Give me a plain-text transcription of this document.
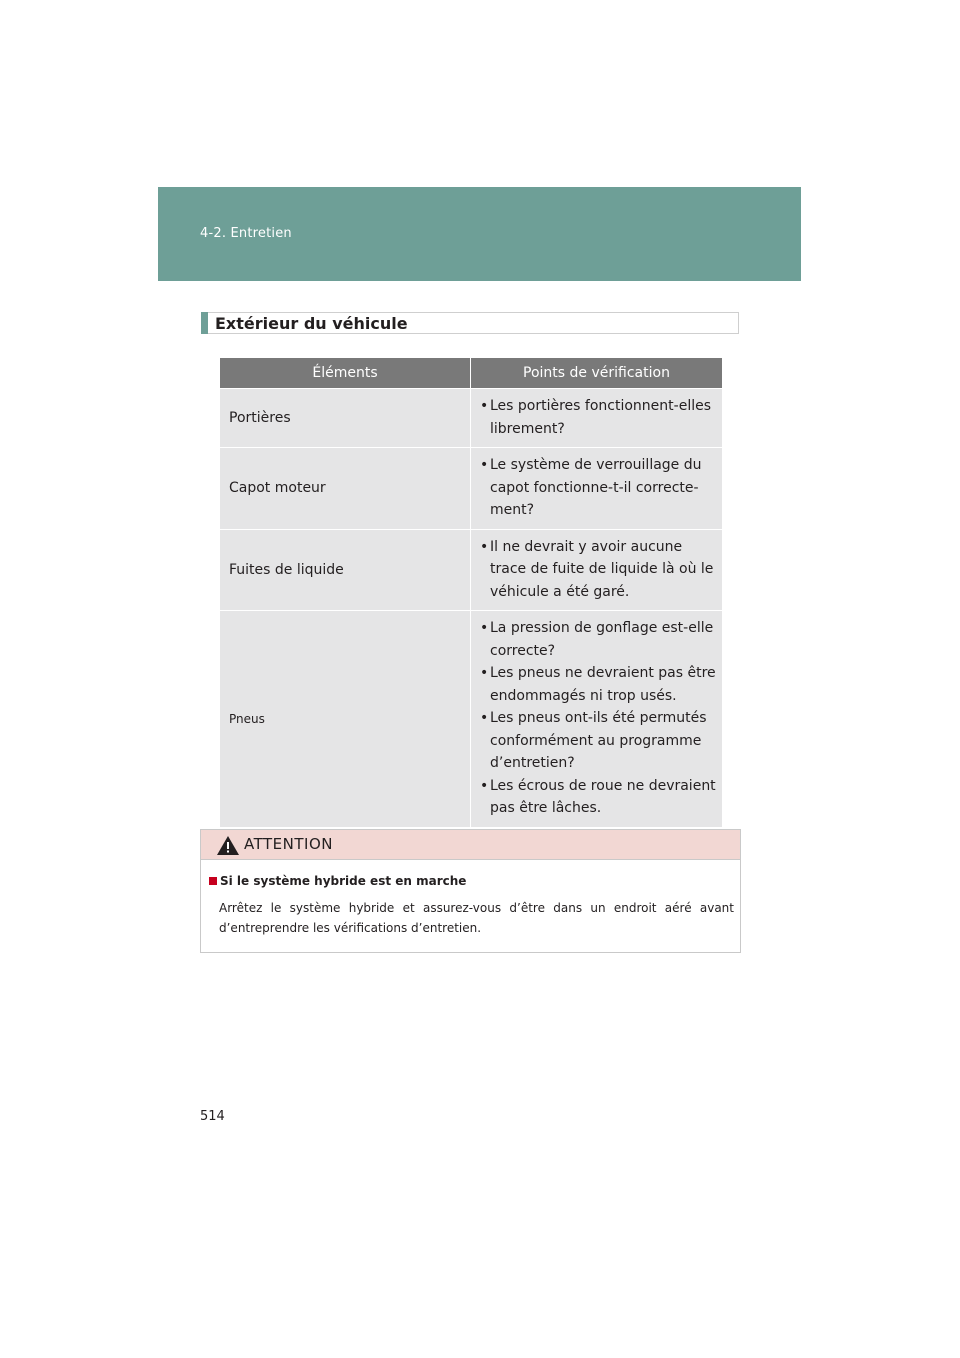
4-2. Entretien
Extérieur du véhicule
Éléments	Points de vérification
Portières	• Les portières fonctionnent-elles librement?

Capot moteur	• Le système de verrouillage du capot fonctionne-t-il correcte-ment?

Fuites de liquide	• Il ne devrait y avoir aucune trace de fuite de liquide là où le véhicule a été garé.

Pneus	• La pression de gonflage est-elle correcte?

• Les pneus ne devraient pas être endommagés ni trop usés.

• Les pneus ont-ils été permutés conformément au programme d’entretien?

• Les écrous de roue ne devraient pas être lâches.

ATTENTION
Si le système hybride est en marche
Arrêtez le système hybride et assurez-vous d’être dans un endroit aéré avant d’entreprendre les vérifications d’entretien.
514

* **What this task involves**
Of the lines above, copy each that contains "être".

* **Result of this exercise**
• Les pneus ne devraient pas être endommagés ni trop usés.
• Les écrous de roue ne devraient pas être lâches.
Arrêtez le système hybride et assurez-vous d’être dans un endroit aéré avant d’entreprendre les vérifications d’entretien.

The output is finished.